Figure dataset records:
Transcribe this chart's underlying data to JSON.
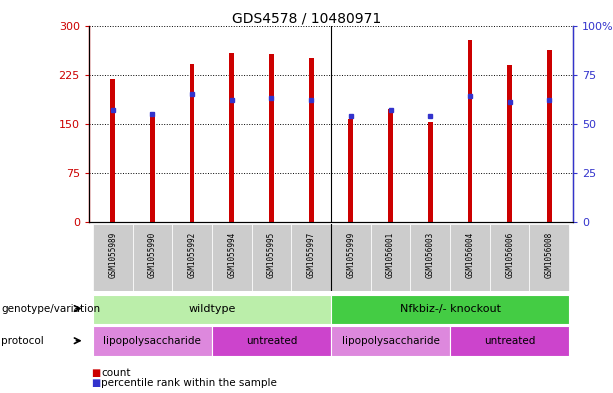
{
  "title": "GDS4578 / 10480971",
  "samples": [
    "GSM1055989",
    "GSM1055990",
    "GSM1055992",
    "GSM1055994",
    "GSM1055995",
    "GSM1055997",
    "GSM1055999",
    "GSM1056001",
    "GSM1056003",
    "GSM1056004",
    "GSM1056006",
    "GSM1056008"
  ],
  "counts": [
    218,
    168,
    242,
    258,
    256,
    250,
    158,
    172,
    152,
    278,
    240,
    262
  ],
  "percentiles": [
    57,
    55,
    65,
    62,
    63,
    62,
    54,
    57,
    54,
    64,
    61,
    62
  ],
  "ylim_left": [
    0,
    300
  ],
  "ylim_right": [
    0,
    100
  ],
  "yticks_left": [
    0,
    75,
    150,
    225,
    300
  ],
  "yticks_right": [
    0,
    25,
    50,
    75,
    100
  ],
  "ytick_labels_right": [
    "0",
    "25",
    "50",
    "75",
    "100%"
  ],
  "bar_color": "#cc0000",
  "dot_color": "#3333cc",
  "genotype_groups": [
    {
      "label": "wildtype",
      "start": 0,
      "end": 6,
      "color": "#bbeeaa"
    },
    {
      "label": "Nfkbiz-/- knockout",
      "start": 6,
      "end": 12,
      "color": "#44cc44"
    }
  ],
  "protocol_groups": [
    {
      "label": "lipopolysaccharide",
      "start": 0,
      "end": 3,
      "color": "#dd88dd"
    },
    {
      "label": "untreated",
      "start": 3,
      "end": 6,
      "color": "#cc44cc"
    },
    {
      "label": "lipopolysaccharide",
      "start": 6,
      "end": 9,
      "color": "#dd88dd"
    },
    {
      "label": "untreated",
      "start": 9,
      "end": 12,
      "color": "#cc44cc"
    }
  ]
}
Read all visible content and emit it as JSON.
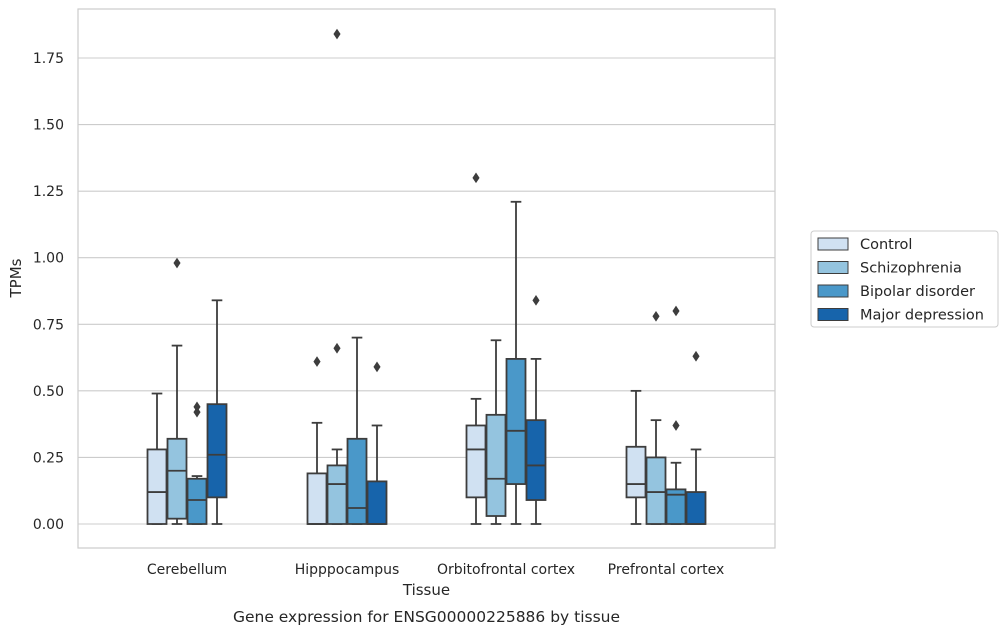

Do this — Transcribe the complete set of entries verbatim. No pictures belong in the copy.

Solution to this task —
Transcribe this chart's underlying data to JSON.
{
  "title": "GDS4578 / 10480971",
  "samples": [
    "GSM1055989",
    "GSM1055990",
    "GSM1055992",
    "GSM1055994",
    "GSM1055995",
    "GSM1055997",
    "GSM1055999",
    "GSM1056001",
    "GSM1056003",
    "GSM1056004",
    "GSM1056006",
    "GSM1056008"
  ],
  "counts": [
    218,
    168,
    242,
    258,
    256,
    250,
    158,
    172,
    152,
    278,
    240,
    262
  ],
  "percentiles": [
    57,
    55,
    65,
    62,
    63,
    62,
    54,
    57,
    54,
    64,
    61,
    62
  ],
  "ylim_left": [
    0,
    300
  ],
  "ylim_right": [
    0,
    100
  ],
  "yticks_left": [
    0,
    75,
    150,
    225,
    300
  ],
  "yticks_right": [
    0,
    25,
    50,
    75,
    100
  ],
  "ytick_labels_right": [
    "0",
    "25",
    "50",
    "75",
    "100%"
  ],
  "bar_color": "#cc0000",
  "dot_color": "#3333cc",
  "genotype_groups": [
    {
      "label": "wildtype",
      "start": 0,
      "end": 6,
      "color": "#bbeeaa"
    },
    {
      "label": "Nfkbiz-/- knockout",
      "start": 6,
      "end": 12,
      "color": "#44cc44"
    }
  ],
  "protocol_groups": [
    {
      "label": "lipopolysaccharide",
      "start": 0,
      "end": 3,
      "color": "#dd88dd"
    },
    {
      "label": "untreated",
      "start": 3,
      "end": 6,
      "color": "#cc44cc"
    },
    {
      "label": "lipopolysaccharide",
      "start": 6,
      "end": 9,
      "color": "#dd88dd"
    },
    {
      "label": "untreated",
      "start": 9,
      "end": 12,
      "color": "#cc44cc"
    }
  ]
}
Read all visible content and emit it as JSON.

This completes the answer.